[Collected data entries]
::::::

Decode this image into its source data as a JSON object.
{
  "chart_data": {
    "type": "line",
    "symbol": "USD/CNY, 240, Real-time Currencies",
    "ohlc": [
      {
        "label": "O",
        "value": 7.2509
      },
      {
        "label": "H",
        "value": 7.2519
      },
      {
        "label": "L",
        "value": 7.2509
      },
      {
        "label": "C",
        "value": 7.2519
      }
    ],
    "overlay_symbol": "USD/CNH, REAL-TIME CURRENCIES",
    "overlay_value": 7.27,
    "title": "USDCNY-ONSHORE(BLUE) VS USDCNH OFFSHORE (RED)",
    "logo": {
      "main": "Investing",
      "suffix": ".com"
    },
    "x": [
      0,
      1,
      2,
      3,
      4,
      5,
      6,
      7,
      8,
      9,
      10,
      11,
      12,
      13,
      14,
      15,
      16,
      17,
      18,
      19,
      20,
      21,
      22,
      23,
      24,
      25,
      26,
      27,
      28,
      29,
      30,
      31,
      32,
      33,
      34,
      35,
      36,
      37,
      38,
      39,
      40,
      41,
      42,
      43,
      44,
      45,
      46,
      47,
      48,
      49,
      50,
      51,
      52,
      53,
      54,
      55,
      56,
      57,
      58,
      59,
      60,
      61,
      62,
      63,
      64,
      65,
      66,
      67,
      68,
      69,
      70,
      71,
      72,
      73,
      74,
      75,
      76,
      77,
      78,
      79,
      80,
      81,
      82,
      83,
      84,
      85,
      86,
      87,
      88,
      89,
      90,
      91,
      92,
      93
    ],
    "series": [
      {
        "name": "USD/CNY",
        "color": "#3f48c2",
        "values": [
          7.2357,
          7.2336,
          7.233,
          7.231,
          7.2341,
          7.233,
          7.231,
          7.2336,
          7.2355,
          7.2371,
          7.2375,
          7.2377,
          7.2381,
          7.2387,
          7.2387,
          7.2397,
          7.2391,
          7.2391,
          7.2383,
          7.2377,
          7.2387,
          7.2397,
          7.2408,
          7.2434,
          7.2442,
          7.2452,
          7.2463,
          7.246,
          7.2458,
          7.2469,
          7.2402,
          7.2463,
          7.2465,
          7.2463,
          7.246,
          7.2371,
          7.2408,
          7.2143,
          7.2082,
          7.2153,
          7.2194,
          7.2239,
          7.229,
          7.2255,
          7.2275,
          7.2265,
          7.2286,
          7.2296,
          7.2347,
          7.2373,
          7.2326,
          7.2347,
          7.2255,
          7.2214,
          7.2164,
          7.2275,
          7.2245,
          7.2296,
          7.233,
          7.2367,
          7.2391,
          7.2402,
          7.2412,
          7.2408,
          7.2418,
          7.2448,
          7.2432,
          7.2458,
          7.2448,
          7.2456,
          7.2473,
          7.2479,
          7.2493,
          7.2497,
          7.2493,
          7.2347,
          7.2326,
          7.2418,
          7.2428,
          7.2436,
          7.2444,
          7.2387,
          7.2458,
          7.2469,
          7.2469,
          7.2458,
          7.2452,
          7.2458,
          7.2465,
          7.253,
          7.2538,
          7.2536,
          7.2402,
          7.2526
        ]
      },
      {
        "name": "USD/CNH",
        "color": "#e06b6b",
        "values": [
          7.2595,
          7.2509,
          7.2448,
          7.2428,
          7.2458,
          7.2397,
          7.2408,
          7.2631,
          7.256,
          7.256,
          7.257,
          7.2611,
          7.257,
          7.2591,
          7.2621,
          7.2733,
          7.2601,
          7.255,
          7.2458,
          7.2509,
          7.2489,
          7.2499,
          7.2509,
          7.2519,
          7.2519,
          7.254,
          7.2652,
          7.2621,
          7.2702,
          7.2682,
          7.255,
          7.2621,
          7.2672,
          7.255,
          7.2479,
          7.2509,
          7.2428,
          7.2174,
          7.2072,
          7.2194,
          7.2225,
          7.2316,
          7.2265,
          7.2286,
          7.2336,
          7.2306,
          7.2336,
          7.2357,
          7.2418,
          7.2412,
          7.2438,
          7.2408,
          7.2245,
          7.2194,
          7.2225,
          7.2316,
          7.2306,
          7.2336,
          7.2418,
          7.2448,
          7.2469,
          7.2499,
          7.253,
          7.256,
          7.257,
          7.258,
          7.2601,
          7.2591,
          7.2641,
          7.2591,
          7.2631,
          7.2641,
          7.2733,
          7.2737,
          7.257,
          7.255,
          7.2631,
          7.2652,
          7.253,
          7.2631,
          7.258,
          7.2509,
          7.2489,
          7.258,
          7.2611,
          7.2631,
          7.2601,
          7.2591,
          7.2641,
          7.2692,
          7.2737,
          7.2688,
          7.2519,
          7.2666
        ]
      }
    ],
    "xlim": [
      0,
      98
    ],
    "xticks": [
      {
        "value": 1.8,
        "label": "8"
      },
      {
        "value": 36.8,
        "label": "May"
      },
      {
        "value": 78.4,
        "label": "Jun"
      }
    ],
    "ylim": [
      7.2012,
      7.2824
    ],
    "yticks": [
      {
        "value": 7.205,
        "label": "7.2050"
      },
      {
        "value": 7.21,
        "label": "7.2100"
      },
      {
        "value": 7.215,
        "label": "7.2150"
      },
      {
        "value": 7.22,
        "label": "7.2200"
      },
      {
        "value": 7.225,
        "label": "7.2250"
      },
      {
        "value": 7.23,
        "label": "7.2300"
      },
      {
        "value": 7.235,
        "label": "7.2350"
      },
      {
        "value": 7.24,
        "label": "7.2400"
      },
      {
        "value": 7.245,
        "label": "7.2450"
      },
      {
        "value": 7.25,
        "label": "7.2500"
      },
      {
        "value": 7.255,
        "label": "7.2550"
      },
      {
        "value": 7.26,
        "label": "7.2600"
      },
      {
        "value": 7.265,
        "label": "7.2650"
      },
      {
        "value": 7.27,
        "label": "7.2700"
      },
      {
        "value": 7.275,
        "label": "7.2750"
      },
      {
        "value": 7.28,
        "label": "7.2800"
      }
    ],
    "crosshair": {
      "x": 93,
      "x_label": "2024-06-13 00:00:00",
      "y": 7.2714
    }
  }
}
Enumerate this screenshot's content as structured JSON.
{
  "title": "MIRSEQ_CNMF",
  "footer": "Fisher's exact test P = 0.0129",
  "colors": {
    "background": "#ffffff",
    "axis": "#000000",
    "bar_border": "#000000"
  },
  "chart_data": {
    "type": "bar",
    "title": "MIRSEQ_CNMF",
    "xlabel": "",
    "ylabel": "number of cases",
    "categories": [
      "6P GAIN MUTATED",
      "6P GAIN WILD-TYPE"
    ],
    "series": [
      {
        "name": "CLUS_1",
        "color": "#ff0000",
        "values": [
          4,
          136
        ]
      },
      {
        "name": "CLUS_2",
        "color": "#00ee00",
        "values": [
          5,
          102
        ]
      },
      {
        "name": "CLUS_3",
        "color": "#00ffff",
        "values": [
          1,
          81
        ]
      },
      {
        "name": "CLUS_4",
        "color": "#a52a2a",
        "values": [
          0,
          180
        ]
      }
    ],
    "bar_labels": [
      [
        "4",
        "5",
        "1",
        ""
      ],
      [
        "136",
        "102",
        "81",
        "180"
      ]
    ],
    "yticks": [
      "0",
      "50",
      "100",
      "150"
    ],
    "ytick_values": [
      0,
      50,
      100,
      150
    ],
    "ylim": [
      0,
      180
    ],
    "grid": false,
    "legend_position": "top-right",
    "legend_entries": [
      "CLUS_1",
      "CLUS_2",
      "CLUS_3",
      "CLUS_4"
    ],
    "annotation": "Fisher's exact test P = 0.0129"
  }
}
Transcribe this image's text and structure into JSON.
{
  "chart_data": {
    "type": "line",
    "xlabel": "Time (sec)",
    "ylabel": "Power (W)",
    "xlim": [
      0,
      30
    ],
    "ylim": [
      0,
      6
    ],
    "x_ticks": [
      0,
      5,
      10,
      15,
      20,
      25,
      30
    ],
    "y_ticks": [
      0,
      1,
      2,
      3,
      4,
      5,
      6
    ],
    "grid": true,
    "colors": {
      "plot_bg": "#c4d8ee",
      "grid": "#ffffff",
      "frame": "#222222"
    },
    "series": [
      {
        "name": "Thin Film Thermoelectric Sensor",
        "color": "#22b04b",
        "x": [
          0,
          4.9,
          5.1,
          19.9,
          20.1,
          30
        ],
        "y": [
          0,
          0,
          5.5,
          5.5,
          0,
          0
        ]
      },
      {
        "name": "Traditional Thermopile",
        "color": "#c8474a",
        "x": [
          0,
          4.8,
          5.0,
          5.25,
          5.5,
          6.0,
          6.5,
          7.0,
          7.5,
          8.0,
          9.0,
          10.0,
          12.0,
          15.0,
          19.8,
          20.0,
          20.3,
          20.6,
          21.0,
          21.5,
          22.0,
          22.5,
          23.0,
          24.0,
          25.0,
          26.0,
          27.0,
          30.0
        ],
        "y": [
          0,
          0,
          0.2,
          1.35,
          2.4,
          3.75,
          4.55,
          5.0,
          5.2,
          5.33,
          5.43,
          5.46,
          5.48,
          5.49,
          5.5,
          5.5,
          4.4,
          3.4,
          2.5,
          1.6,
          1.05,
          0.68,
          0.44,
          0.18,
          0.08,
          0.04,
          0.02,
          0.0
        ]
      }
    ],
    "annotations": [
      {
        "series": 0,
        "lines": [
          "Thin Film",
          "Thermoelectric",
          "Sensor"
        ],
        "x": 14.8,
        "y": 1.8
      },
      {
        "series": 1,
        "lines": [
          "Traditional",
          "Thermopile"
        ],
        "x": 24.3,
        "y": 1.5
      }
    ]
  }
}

::::::

Copy all lines from the material that hold "Film".

        "name": "Thin Film Thermoelectric Sensor",
          "Thin Film",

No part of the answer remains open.